- **Exercise prompt**: Convert the lines from the start of the material through the line containing "coin-icon: S xyxy=(410,55,441,86)", inclusive, into a JSON list of strings, one string per line, omitting any blank lines.

Spatial layout data
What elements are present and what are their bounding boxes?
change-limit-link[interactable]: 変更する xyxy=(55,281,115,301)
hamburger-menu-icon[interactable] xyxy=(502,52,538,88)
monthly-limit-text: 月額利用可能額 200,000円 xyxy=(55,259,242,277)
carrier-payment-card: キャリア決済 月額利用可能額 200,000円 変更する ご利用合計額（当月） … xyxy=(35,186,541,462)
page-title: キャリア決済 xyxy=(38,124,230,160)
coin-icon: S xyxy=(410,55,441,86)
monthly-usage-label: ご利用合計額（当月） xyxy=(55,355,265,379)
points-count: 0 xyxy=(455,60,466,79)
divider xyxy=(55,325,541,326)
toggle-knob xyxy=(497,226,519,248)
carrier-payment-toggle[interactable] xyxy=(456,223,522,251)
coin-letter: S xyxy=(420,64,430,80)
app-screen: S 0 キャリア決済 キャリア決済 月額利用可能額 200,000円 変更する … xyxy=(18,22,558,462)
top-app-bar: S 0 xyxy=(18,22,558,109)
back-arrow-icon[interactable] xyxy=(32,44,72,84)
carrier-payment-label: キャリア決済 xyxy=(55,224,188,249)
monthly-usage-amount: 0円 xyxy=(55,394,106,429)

- **Exercise response**:
[
  "What elements are present and what are their bounding boxes?",
  "change-limit-link[interactable]: 変更する xyxy=(55,281,115,301)",
  "hamburger-menu-icon[interactable] xyxy=(502,52,538,88)",
  "monthly-limit-text: 月額利用可能額 200,000円 xyxy=(55,259,242,277)",
  "carrier-payment-card: キャリア決済 月額利用可能額 200,000円 変更する ご利用合計額（当月） … xyxy=(35,186,541,462)",
  "page-title: キャリア決済 xyxy=(38,124,230,160)",
  "coin-icon: S xyxy=(410,55,441,86)"
]